**Excerpt provided:**

Continuous integration (CI) is the process of methodically merging and testing code from multiple sources in an effort to ensure that all the pieces of a project work well with each other. In practice, CI is typically an automated process which checks newly proposed code from a developer against existing code to ensure the changes do not break what is already in place.
The need for CI comes from multiple developers working on the same complex software project. Developers cannot reasonably maintain complex software with multiple, interdependent features by hand. A developer could be responsible for ensuring that every new bit of code, feature, and bug fix does not introduce an error somewhere else in the code or otherwise break the interdependency of the code, however, that is not saying they should. Doing so would be a large waste of that developer's time and talent that could be better spent on adding new features or bug fixes. A better option would be to automate this type of code checking in a way that minimizes both developer input and developer time, while also introducing good coding habits.
We provide several examples if you want to get started right away.
Without going into specific software options, we first consider what good general rules a CI process should have:
- Complete automation
- Scheduled and triggered actions
- Visible status to all developers
- Visible results to all developers
- Logged outputs
- Isolated build and testing environments
Let us cover each of these items in detail.
CI processes should not involve developer input to execute and run. Once the initial build is set up, CI should act in a way that does not require a developer to manually queue up a check, and/or have to issue individual commands to ensure functionality. Of course, you could allow a developer to queue up a manual job as a debugger, but that should not be the default operating procedure.
The events which cause a CI process to run should be both time-based and developer-action-based. Having both of these events helps reduce errors introduced by developers of your code, and by developers of external code.
A CI process should run regularly on the code base, e.g. every night. This ensures that your codebase still works against external dependencies which may have published changes. Let's take an example of some Python based code which depends on numpy
. If the developers push a numpy
build overnight which changes one of the functions that your code relies on, it can cause your code to unexpectedly fail. If you did not have the timed build, there is a chance that this bug would not have been caught until after your new feature was developed, forcing you to go back and redo your work, after you figured out what the new bug was.

**Short exercise:** For each statement below, say yes or no as to whether it agrees with the continuous integration passage, and quote the words from that passage that decide it. (a) A CI process should run regularly on the code base, for instance nightly. (b) Having a developer manually queue up a check should be the normal way CI runs. (c) The events that start a CI process should be based only on developer actions. The lines that follow are drawn from a separate source.

**Dataset content:**
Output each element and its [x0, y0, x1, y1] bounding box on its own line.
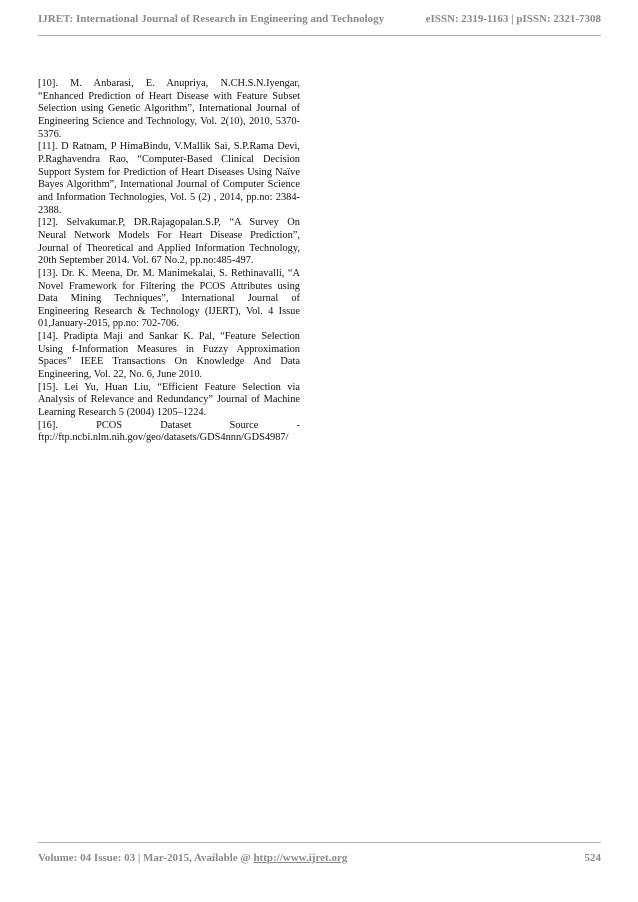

**Exercise result:**
(a) Yes: "A CI process should run regularly on the code base, e.g. every night."
(b) No: "Of course, you could allow a developer to queue up a manual job as a debugger, but that should not be the default operating procedure."
(c) No: "The events which cause a CI process to run should be both time-based and developer-action-based."